(What you will do):
Pull out every line from the listing that has the word "beneficiary".

(Input for this task):
■ ■ ■ ■

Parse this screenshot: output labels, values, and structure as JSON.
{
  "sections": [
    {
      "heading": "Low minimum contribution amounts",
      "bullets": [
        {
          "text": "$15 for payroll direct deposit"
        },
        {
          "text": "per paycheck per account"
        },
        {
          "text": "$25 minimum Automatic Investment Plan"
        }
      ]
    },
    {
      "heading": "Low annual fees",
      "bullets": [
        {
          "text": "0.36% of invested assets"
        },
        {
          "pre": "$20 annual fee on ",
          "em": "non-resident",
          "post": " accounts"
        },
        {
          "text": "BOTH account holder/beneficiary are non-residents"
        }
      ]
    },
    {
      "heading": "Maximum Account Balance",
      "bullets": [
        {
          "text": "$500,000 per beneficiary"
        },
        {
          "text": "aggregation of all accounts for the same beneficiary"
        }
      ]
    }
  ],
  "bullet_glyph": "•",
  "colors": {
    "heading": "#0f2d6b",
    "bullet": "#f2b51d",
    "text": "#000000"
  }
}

■ ■ ■ ■

(Final result):
          "text": "BOTH account holder/beneficiary are non-residents"
          "text": "$500,000 per beneficiary"
          "text": "aggregation of all accounts for the same beneficiary"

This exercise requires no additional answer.